RECORDS SUPPLIED:

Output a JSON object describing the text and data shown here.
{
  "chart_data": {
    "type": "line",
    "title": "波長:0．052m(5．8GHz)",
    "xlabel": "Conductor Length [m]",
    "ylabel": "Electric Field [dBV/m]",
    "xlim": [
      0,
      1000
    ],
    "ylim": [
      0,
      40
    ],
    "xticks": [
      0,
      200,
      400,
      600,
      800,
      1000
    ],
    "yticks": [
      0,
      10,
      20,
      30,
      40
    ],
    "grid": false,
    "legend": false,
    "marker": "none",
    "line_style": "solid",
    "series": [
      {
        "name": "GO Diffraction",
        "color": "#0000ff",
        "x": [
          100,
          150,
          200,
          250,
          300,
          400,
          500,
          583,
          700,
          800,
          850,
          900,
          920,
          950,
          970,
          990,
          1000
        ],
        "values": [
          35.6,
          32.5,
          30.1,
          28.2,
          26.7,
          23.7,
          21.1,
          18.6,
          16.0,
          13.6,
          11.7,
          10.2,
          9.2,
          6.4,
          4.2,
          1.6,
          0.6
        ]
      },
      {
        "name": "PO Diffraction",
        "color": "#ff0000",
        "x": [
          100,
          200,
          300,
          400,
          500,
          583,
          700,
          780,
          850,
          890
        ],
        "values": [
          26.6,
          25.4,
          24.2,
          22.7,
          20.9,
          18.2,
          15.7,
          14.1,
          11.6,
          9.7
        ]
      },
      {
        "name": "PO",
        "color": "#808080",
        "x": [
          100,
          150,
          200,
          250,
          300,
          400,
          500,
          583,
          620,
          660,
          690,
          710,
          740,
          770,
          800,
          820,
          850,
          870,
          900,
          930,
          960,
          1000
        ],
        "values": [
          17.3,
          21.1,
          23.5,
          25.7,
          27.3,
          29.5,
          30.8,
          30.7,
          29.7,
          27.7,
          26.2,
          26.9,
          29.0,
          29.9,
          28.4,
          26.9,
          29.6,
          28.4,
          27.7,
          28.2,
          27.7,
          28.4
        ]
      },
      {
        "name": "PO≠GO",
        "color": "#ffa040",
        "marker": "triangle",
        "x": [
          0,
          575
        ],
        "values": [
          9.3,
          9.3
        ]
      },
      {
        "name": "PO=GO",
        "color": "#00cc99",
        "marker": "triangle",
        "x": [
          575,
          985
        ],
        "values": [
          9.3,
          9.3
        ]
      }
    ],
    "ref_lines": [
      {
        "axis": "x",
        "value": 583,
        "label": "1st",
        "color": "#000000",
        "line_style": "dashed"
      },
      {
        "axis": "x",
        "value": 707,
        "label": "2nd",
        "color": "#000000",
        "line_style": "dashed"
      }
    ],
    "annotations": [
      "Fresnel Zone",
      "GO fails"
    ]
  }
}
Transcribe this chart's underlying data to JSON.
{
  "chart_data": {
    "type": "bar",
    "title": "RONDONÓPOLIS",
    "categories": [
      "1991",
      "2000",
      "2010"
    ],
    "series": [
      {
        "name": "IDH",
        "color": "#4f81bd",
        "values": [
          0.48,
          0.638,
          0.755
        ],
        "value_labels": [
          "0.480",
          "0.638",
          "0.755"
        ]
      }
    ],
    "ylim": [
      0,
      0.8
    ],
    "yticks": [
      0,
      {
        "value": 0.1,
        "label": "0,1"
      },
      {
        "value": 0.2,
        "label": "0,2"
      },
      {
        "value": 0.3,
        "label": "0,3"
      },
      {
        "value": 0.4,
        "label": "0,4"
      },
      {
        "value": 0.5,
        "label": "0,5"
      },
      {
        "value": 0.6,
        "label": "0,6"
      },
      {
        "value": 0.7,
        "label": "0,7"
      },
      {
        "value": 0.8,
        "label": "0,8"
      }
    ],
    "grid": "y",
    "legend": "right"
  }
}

STATED EXERCISE:
Reproduce the records above exactly, starting with the line that contains "Transcribe this chart's" and ending with the last line.

FINISHED EXERCISE:
Transcribe this chart's underlying data to JSON.
{
  "chart_data": {
    "type": "bar",
    "title": "RONDONÓPOLIS",
    "categories": [
      "1991",
      "2000",
      "2010"
    ],
    "series": [
      {
        "name": "IDH",
        "color": "#4f81bd",
        "values": [
          0.48,
          0.638,
          0.755
        ],
        "value_labels": [
          "0.480",
          "0.638",
          "0.755"
        ]
      }
    ],
    "ylim": [
      0,
      0.8
    ],
    "yticks": [
      0,
      {
        "value": 0.1,
        "label": "0,1"
      },
      {
        "value": 0.2,
        "label": "0,2"
      },
      {
        "value": 0.3,
        "label": "0,3"
      },
      {
        "value": 0.4,
        "label": "0,4"
      },
      {
        "value": 0.5,
        "label": "0,5"
      },
      {
        "value": 0.6,
        "label": "0,6"
      },
      {
        "value": 0.7,
        "label": "0,7"
      },
      {
        "value": 0.8,
        "label": "0,8"
      }
    ],
    "grid": "y",
    "legend": "right"
  }
}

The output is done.